Transcribe the whole listing below without changing a word, but leave out every image.
** BEGIN Materials provided **
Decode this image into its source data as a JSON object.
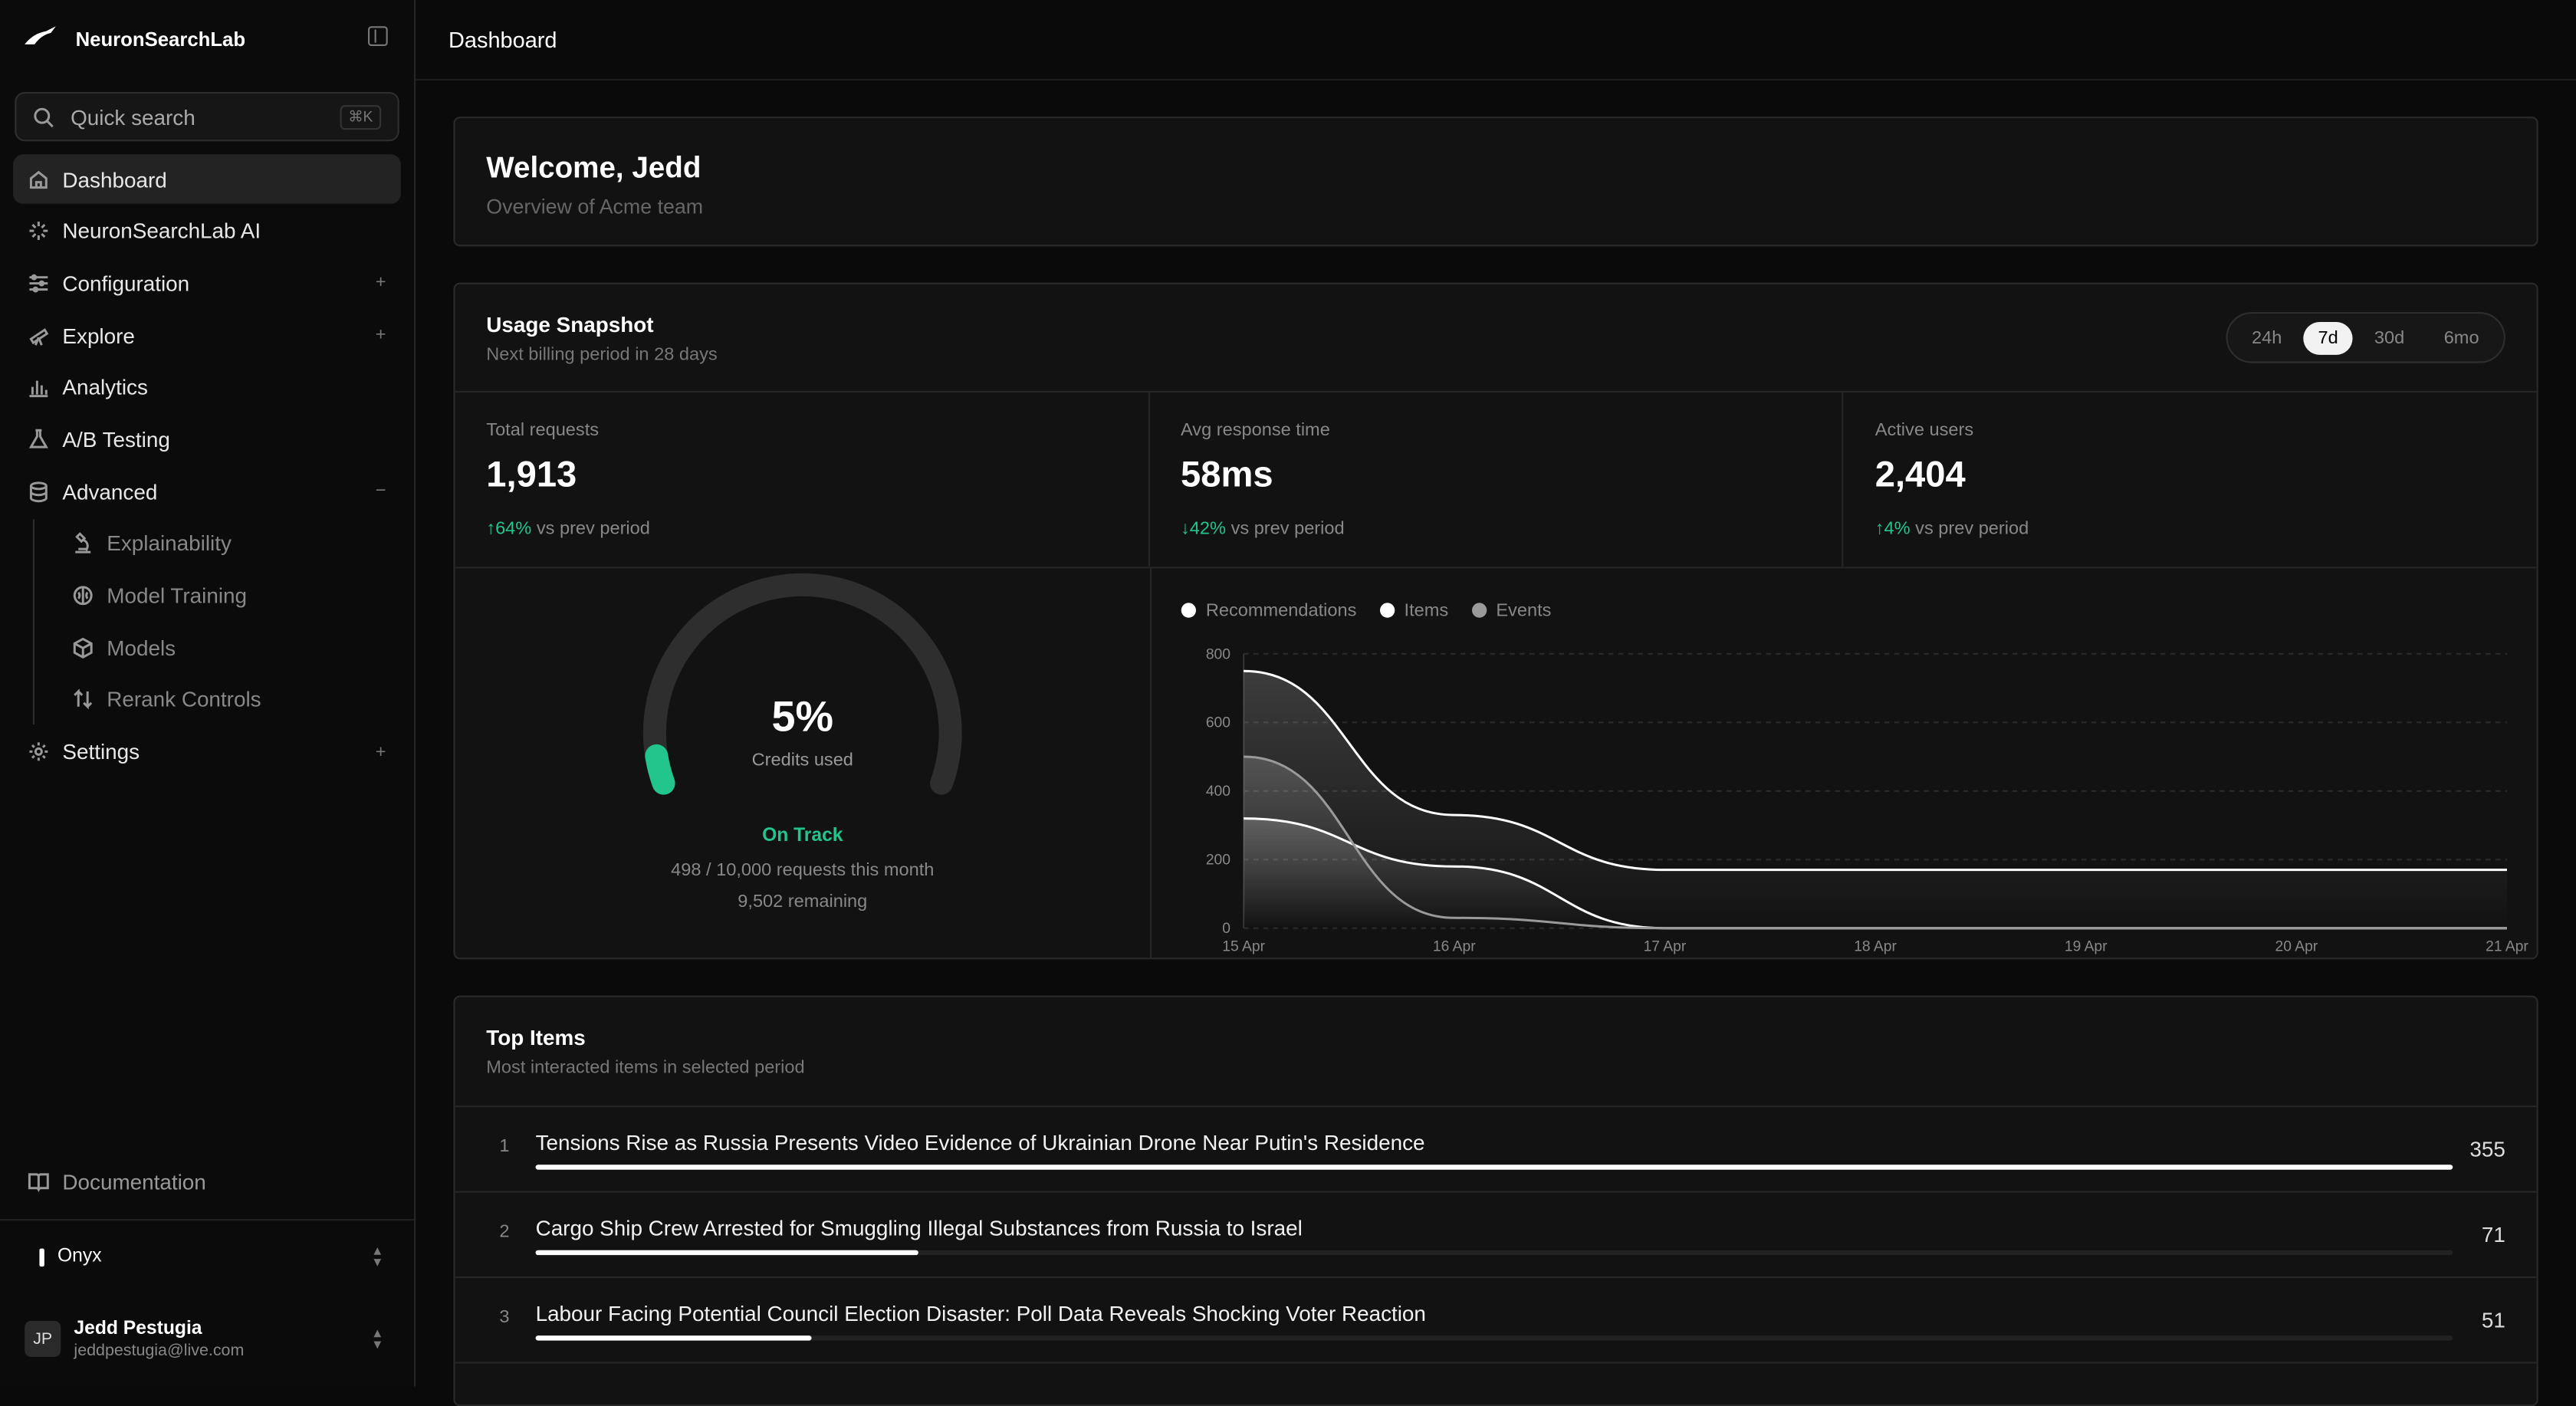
{
  "app": {
    "name": "NeuronSearchLab"
  },
  "search": {
    "placeholder": "Quick search",
    "shortcut": "⌘K"
  },
  "sidebar": {
    "items": [
      {
        "label": "Dashboard",
        "icon": "home-icon",
        "active": true
      },
      {
        "label": "NeuronSearchLab AI",
        "icon": "sparkle-icon"
      },
      {
        "label": "Configuration",
        "icon": "sliders-icon",
        "expand": "+"
      },
      {
        "label": "Explore",
        "icon": "telescope-icon",
        "expand": "+"
      },
      {
        "label": "Analytics",
        "icon": "bar-chart-icon"
      },
      {
        "label": "A/B Testing",
        "icon": "flask-icon"
      },
      {
        "label": "Advanced",
        "icon": "database-icon",
        "expand": "−"
      }
    ],
    "sub_items": [
      {
        "label": "Explainability",
        "icon": "microscope-icon"
      },
      {
        "label": "Model Training",
        "icon": "brain-icon"
      },
      {
        "label": "Models",
        "icon": "cube-icon"
      },
      {
        "label": "Rerank Controls",
        "icon": "arrows-updown-icon"
      }
    ],
    "settings": {
      "label": "Settings",
      "icon": "gear-icon",
      "expand": "+"
    },
    "documentation": {
      "label": "Documentation",
      "icon": "book-icon"
    },
    "org": {
      "name": "Onyx"
    },
    "user": {
      "initials": "JP",
      "name": "Jedd Pestugia",
      "email": "jeddpestugia@live.com"
    }
  },
  "header": {
    "title": "Dashboard"
  },
  "welcome": {
    "title": "Welcome, Jedd",
    "subtitle": "Overview of Acme team"
  },
  "usage": {
    "title": "Usage Snapshot",
    "subtitle": "Next billing period in 28 days",
    "ranges": [
      "24h",
      "7d",
      "30d",
      "6mo"
    ],
    "selected_range": "7d",
    "stats": [
      {
        "label": "Total requests",
        "value": "1,913",
        "delta": "↑64%",
        "delta_suffix": "vs prev period"
      },
      {
        "label": "Avg response time",
        "value": "58ms",
        "delta": "↓42%",
        "delta_suffix": "vs prev period"
      },
      {
        "label": "Active users",
        "value": "2,404",
        "delta": "↑4%",
        "delta_suffix": "vs prev period"
      }
    ],
    "gauge": {
      "percent": 5,
      "percent_label": "5%",
      "caption": "Credits used",
      "status": "On Track",
      "detail": "498 / 10,000 requests this month",
      "remaining": "9,502 remaining"
    }
  },
  "colors": {
    "accent_green": "#22c58b"
  },
  "chart_data": {
    "type": "area",
    "categories": [
      "15 Apr",
      "16 Apr",
      "17 Apr",
      "18 Apr",
      "19 Apr",
      "20 Apr",
      "21 Apr"
    ],
    "yticks": [
      "800",
      "600",
      "400",
      "200",
      "0"
    ],
    "ylim": [
      0,
      800
    ],
    "grid": true,
    "legend_position": "top-left",
    "series": [
      {
        "name": "Recommendations",
        "values": [
          750,
          330,
          170,
          170,
          170,
          170,
          170
        ],
        "color": "#ffffff"
      },
      {
        "name": "Items",
        "values": [
          320,
          180,
          0,
          0,
          0,
          0,
          0
        ],
        "color": "#ffffff"
      },
      {
        "name": "Events",
        "values": [
          500,
          30,
          0,
          0,
          0,
          0,
          0
        ],
        "color": "#9a9a9a"
      }
    ]
  },
  "top_items": {
    "title": "Top Items",
    "subtitle": "Most interacted items in selected period",
    "items": [
      {
        "rank": "1",
        "title": "Tensions Rise as Russia Presents Video Evidence of Ukrainian Drone Near Putin's Residence",
        "count": "355",
        "fraction": 1.0
      },
      {
        "rank": "2",
        "title": "Cargo Ship Crew Arrested for Smuggling Illegal Substances from Russia to Israel",
        "count": "71",
        "fraction": 0.2
      },
      {
        "rank": "3",
        "title": "Labour Facing Potential Council Election Disaster: Poll Data Reveals Shocking Voter Reaction",
        "count": "51",
        "fraction": 0.144
      }
    ]
  }
}
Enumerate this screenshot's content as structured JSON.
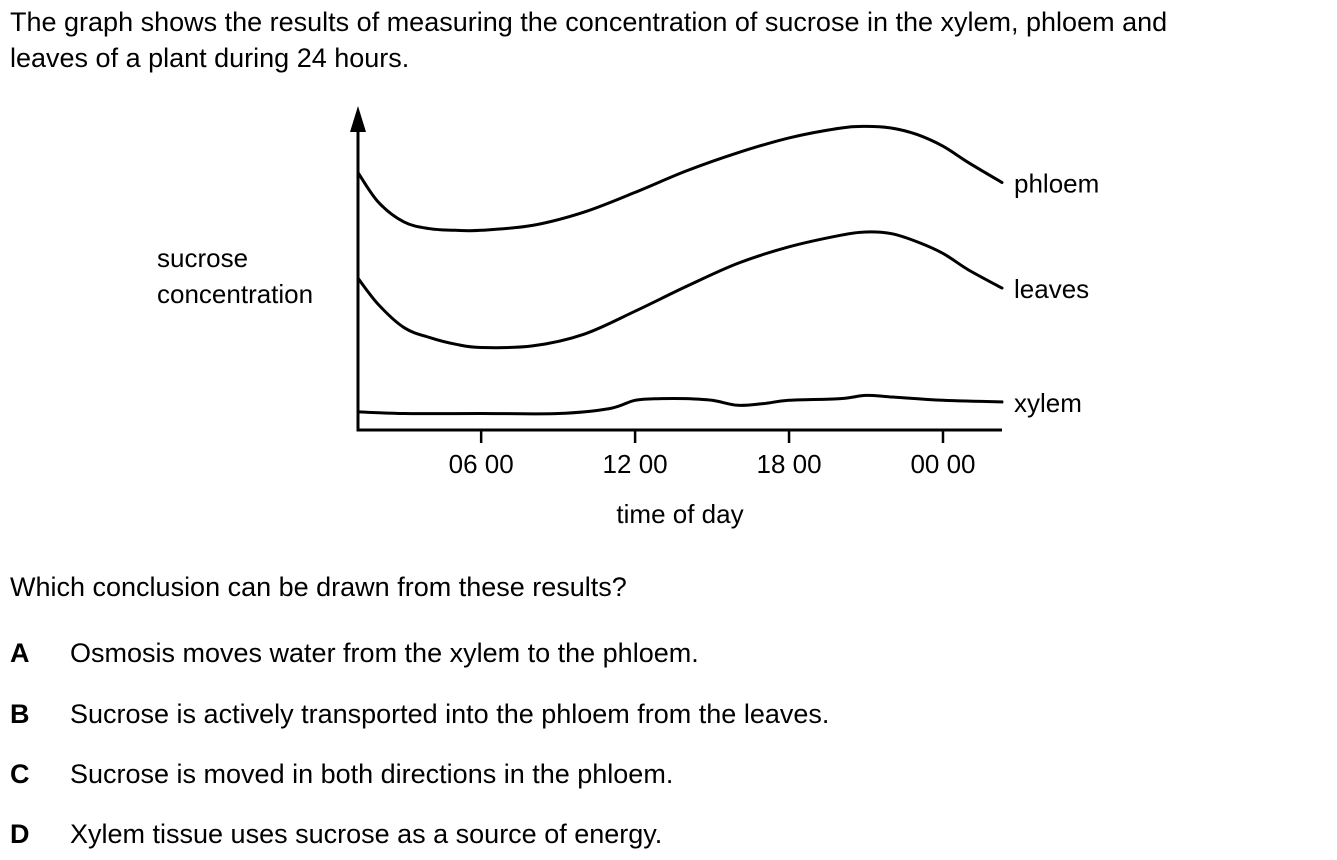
{
  "intro": {
    "line1": "The graph shows the results of measuring the concentration of sucrose in the xylem, phloem and",
    "line2": "leaves of a plant during 24 hours."
  },
  "chart_data": {
    "type": "line",
    "xlabel": "time of day",
    "ylabel_line1": "sucrose",
    "ylabel_line2": "concentration",
    "x_ticks": [
      "06 00",
      "12 00",
      "18 00",
      "00 00"
    ],
    "x_tick_hours": [
      6,
      12,
      18,
      24
    ],
    "xlim": [
      1.2,
      26.3
    ],
    "ylim": [
      0,
      100
    ],
    "y_ticks": false,
    "grid": false,
    "series": [
      {
        "name": "phloem",
        "x": [
          1.2,
          2,
          3,
          4,
          5,
          6,
          8,
          10,
          12,
          14,
          16,
          18,
          20,
          21,
          22,
          23,
          24,
          25,
          26.3
        ],
        "y": [
          78,
          69,
          63,
          61,
          60.5,
          60.5,
          62,
          66,
          72,
          78.5,
          84,
          88.5,
          91.5,
          92,
          91.5,
          89.5,
          86,
          81,
          75
        ]
      },
      {
        "name": "leaves",
        "x": [
          1.2,
          2,
          3,
          4,
          5,
          6,
          8,
          10,
          12,
          14,
          16,
          18,
          20,
          21,
          22,
          23,
          24,
          25,
          26.3
        ],
        "y": [
          46,
          38,
          31,
          28,
          26,
          25,
          25.5,
          29,
          36,
          43.5,
          50.5,
          55.5,
          59,
          60,
          59.5,
          57,
          53.5,
          48.5,
          43
        ]
      },
      {
        "name": "xylem",
        "x": [
          1.2,
          3,
          6,
          9,
          11,
          12,
          13,
          14,
          15,
          16,
          17,
          18,
          20,
          21,
          22,
          24,
          26.3
        ],
        "y": [
          5.5,
          5,
          5,
          5,
          6.5,
          9,
          9.5,
          9.5,
          9,
          7.5,
          8,
          9,
          9.5,
          10.5,
          10,
          9,
          8.5
        ]
      }
    ]
  },
  "question": "Which conclusion can be drawn from these results?",
  "options": [
    {
      "letter": "A",
      "text": "Osmosis moves water from the xylem to the phloem."
    },
    {
      "letter": "B",
      "text": "Sucrose is actively transported into the phloem from the leaves."
    },
    {
      "letter": "C",
      "text": "Sucrose is moved in both directions in the phloem."
    },
    {
      "letter": "D",
      "text": "Xylem tissue uses sucrose as a source of energy."
    }
  ]
}
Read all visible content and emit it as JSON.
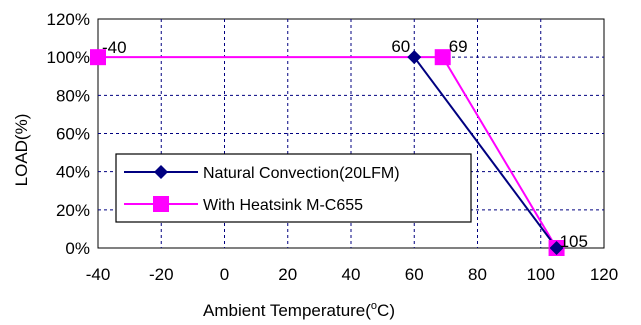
** END Materials provided **
• Written solution:
Decode this image into its source data as a JSON object.
{
  "app": {
    "name": "NeuronSearchLab"
  },
  "search": {
    "placeholder": "Quick search",
    "shortcut": "⌘K"
  },
  "sidebar": {
    "items": [
      {
        "label": "Dashboard",
        "icon": "home-icon",
        "active": true
      },
      {
        "label": "NeuronSearchLab AI",
        "icon": "sparkle-icon"
      },
      {
        "label": "Configuration",
        "icon": "sliders-icon",
        "expand": "+"
      },
      {
        "label": "Explore",
        "icon": "telescope-icon",
        "expand": "+"
      },
      {
        "label": "Analytics",
        "icon": "bar-chart-icon"
      },
      {
        "label": "A/B Testing",
        "icon": "flask-icon"
      },
      {
        "label": "Advanced",
        "icon": "database-icon",
        "expand": "−"
      }
    ],
    "sub_items": [
      {
        "label": "Explainability",
        "icon": "microscope-icon"
      },
      {
        "label": "Model Training",
        "icon": "brain-icon"
      },
      {
        "label": "Models",
        "icon": "cube-icon"
      },
      {
        "label": "Rerank Controls",
        "icon": "arrows-updown-icon"
      }
    ],
    "settings": {
      "label": "Settings",
      "icon": "gear-icon",
      "expand": "+"
    },
    "documentation": {
      "label": "Documentation",
      "icon": "book-icon"
    },
    "org": {
      "name": "Onyx"
    },
    "user": {
      "initials": "JP",
      "name": "Jedd Pestugia",
      "email": "jeddpestugia@live.com"
    }
  },
  "header": {
    "title": "Dashboard"
  },
  "welcome": {
    "title": "Welcome, Jedd",
    "subtitle": "Overview of Acme team"
  },
  "usage": {
    "title": "Usage Snapshot",
    "subtitle": "Next billing period in 28 days",
    "ranges": [
      "24h",
      "7d",
      "30d",
      "6mo"
    ],
    "selected_range": "7d",
    "stats": [
      {
        "label": "Total requests",
        "value": "1,913",
        "delta": "↑64%",
        "delta_suffix": "vs prev period"
      },
      {
        "label": "Avg response time",
        "value": "58ms",
        "delta": "↓42%",
        "delta_suffix": "vs prev period"
      },
      {
        "label": "Active users",
        "value": "2,404",
        "delta": "↑4%",
        "delta_suffix": "vs prev period"
      }
    ],
    "gauge": {
      "percent": 5,
      "percent_label": "5%",
      "caption": "Credits used",
      "status": "On Track",
      "detail": "498 / 10,000 requests this month",
      "remaining": "9,502 remaining"
    }
  },
  "colors": {
    "accent_green": "#22c58b"
  },
  "chart_data": {
    "type": "area",
    "categories": [
      "15 Apr",
      "16 Apr",
      "17 Apr",
      "18 Apr",
      "19 Apr",
      "20 Apr",
      "21 Apr"
    ],
    "yticks": [
      "800",
      "600",
      "400",
      "200",
      "0"
    ],
    "ylim": [
      0,
      800
    ],
    "grid": true,
    "legend_position": "top-left",
    "series": [
      {
        "name": "Recommendations",
        "values": [
          750,
          330,
          170,
          170,
          170,
          170,
          170
        ],
        "color": "#ffffff"
      },
      {
        "name": "Items",
        "values": [
          320,
          180,
          0,
          0,
          0,
          0,
          0
        ],
        "color": "#ffffff"
      },
      {
        "name": "Events",
        "values": [
          500,
          30,
          0,
          0,
          0,
          0,
          0
        ],
        "color": "#9a9a9a"
      }
    ]
  },
  "top_items": {
    "title": "Top Items",
    "subtitle": "Most interacted items in selected period",
    "items": [
      {
        "rank": "1",
        "title": "Tensions Rise as Russia Presents Video Evidence of Ukrainian Drone Near Putin's Residence",
        "count": "355",
        "fraction": 1.0
      },
      {
        "rank": "2",
        "title": "Cargo Ship Crew Arrested for Smuggling Illegal Substances from Russia to Israel",
        "count": "71",
        "fraction": 0.2
      },
      {
        "rank": "3",
        "title": "Labour Facing Potential Council Election Disaster: Poll Data Reveals Shocking Voter Reaction",
        "count": "51",
        "fraction": 0.144
      }
    ]
  }
}
Enumerate this screenshot's content as structured JSON.
{
  "intro": {
    "line1": "The graph shows the results of measuring the concentration of sucrose in the xylem, phloem and",
    "line2": "leaves of a plant during 24 hours."
  },
  "chart_data": {
    "type": "line",
    "xlabel": "time of day",
    "ylabel_line1": "sucrose",
    "ylabel_line2": "concentration",
    "x_ticks": [
      "06 00",
      "12 00",
      "18 00",
      "00 00"
    ],
    "x_tick_hours": [
      6,
      12,
      18,
      24
    ],
    "xlim": [
      1.2,
      26.3
    ],
    "ylim": [
      0,
      100
    ],
    "y_ticks": false,
    "grid": false,
    "series": [
      {
        "name": "phloem",
        "x": [
          1.2,
          2,
          3,
          4,
          5,
          6,
          8,
          10,
          12,
          14,
          16,
          18,
          20,
          21,
          22,
          23,
          24,
          25,
          26.3
        ],
        "y": [
          78,
          69,
          63,
          61,
          60.5,
          60.5,
          62,
          66,
          72,
          78.5,
          84,
          88.5,
          91.5,
          92,
          91.5,
          89.5,
          86,
          81,
          75
        ]
      },
      {
        "name": "leaves",
        "x": [
          1.2,
          2,
          3,
          4,
          5,
          6,
          8,
          10,
          12,
          14,
          16,
          18,
          20,
          21,
          22,
          23,
          24,
          25,
          26.3
        ],
        "y": [
          46,
          38,
          31,
          28,
          26,
          25,
          25.5,
          29,
          36,
          43.5,
          50.5,
          55.5,
          59,
          60,
          59.5,
          57,
          53.5,
          48.5,
          43
        ]
      },
      {
        "name": "xylem",
        "x": [
          1.2,
          3,
          6,
          9,
          11,
          12,
          13,
          14,
          15,
          16,
          17,
          18,
          20,
          21,
          22,
          24,
          26.3
        ],
        "y": [
          5.5,
          5,
          5,
          5,
          6.5,
          9,
          9.5,
          9.5,
          9,
          7.5,
          8,
          9,
          9.5,
          10.5,
          10,
          9,
          8.5
        ]
      }
    ]
  },
  "question": "Which conclusion can be drawn from these results?",
  "options": [
    {
      "letter": "A",
      "text": "Osmosis moves water from the xylem to the phloem."
    },
    {
      "letter": "B",
      "text": "Sucrose is actively transported into the phloem from the leaves."
    },
    {
      "letter": "C",
      "text": "Sucrose is moved in both directions in the phloem."
    },
    {
      "letter": "D",
      "text": "Xylem tissue uses sucrose as a source of energy."
    }
  ]
}
Read all visible content and emit it as JSON.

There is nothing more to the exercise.